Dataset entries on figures

☆ ☆ ☆ ☆

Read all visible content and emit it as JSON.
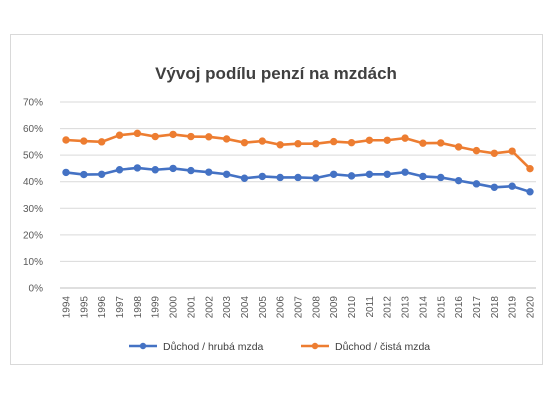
{
  "chart_data": {
    "type": "line",
    "title": "Vývoj podílu penzí na mzdách",
    "xlabel": "",
    "ylabel": "",
    "ylim": [
      0,
      70
    ],
    "y_ticks": [
      "0%",
      "10%",
      "20%",
      "30%",
      "40%",
      "50%",
      "60%",
      "70%"
    ],
    "grid": true,
    "legend_position": "bottom",
    "categories": [
      "1994",
      "1995",
      "1996",
      "1997",
      "1998",
      "1999",
      "2000",
      "2001",
      "2002",
      "2003",
      "2004",
      "2005",
      "2006",
      "2007",
      "2008",
      "2009",
      "2010",
      "2011",
      "2012",
      "2013",
      "2014",
      "2015",
      "2016",
      "2017",
      "2018",
      "2019",
      "2020"
    ],
    "series": [
      {
        "name": "Důchod / hrubá mzda",
        "color": "#4472c4",
        "values": [
          43.5,
          42.7,
          42.8,
          44.5,
          45.2,
          44.5,
          45.0,
          44.2,
          43.6,
          42.8,
          41.3,
          42.0,
          41.6,
          41.6,
          41.4,
          42.8,
          42.2,
          42.8,
          42.8,
          43.6,
          42.0,
          41.6,
          40.4,
          39.2,
          37.9,
          38.3,
          36.2
        ]
      },
      {
        "name": "Důchod / čistá mzda",
        "color": "#ed7d31",
        "values": [
          55.7,
          55.3,
          55.0,
          57.5,
          58.2,
          57.0,
          57.8,
          57.0,
          56.9,
          56.1,
          54.7,
          55.3,
          53.9,
          54.3,
          54.3,
          55.1,
          54.7,
          55.6,
          55.6,
          56.4,
          54.5,
          54.6,
          53.1,
          51.7,
          50.7,
          51.5,
          44.9
        ]
      }
    ]
  }
}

☆ ☆ ☆ ☆

• [REQUEST]:
Make an exact copy of the records above, with the pictures left out.

• [RESULT]:
Read all visible content and emit it as JSON.
{
  "chart_data": {
    "type": "line",
    "title": "Vývoj podílu penzí na mzdách",
    "xlabel": "",
    "ylabel": "",
    "ylim": [
      0,
      70
    ],
    "y_ticks": [
      "0%",
      "10%",
      "20%",
      "30%",
      "40%",
      "50%",
      "60%",
      "70%"
    ],
    "grid": true,
    "legend_position": "bottom",
    "categories": [
      "1994",
      "1995",
      "1996",
      "1997",
      "1998",
      "1999",
      "2000",
      "2001",
      "2002",
      "2003",
      "2004",
      "2005",
      "2006",
      "2007",
      "2008",
      "2009",
      "2010",
      "2011",
      "2012",
      "2013",
      "2014",
      "2015",
      "2016",
      "2017",
      "2018",
      "2019",
      "2020"
    ],
    "series": [
      {
        "name": "Důchod / hrubá mzda",
        "color": "#4472c4",
        "values": [
          43.5,
          42.7,
          42.8,
          44.5,
          45.2,
          44.5,
          45.0,
          44.2,
          43.6,
          42.8,
          41.3,
          42.0,
          41.6,
          41.6,
          41.4,
          42.8,
          42.2,
          42.8,
          42.8,
          43.6,
          42.0,
          41.6,
          40.4,
          39.2,
          37.9,
          38.3,
          36.2
        ]
      },
      {
        "name": "Důchod / čistá mzda",
        "color": "#ed7d31",
        "values": [
          55.7,
          55.3,
          55.0,
          57.5,
          58.2,
          57.0,
          57.8,
          57.0,
          56.9,
          56.1,
          54.7,
          55.3,
          53.9,
          54.3,
          54.3,
          55.1,
          54.7,
          55.6,
          55.6,
          56.4,
          54.5,
          54.6,
          53.1,
          51.7,
          50.7,
          51.5,
          44.9
        ]
      }
    ]
  }
}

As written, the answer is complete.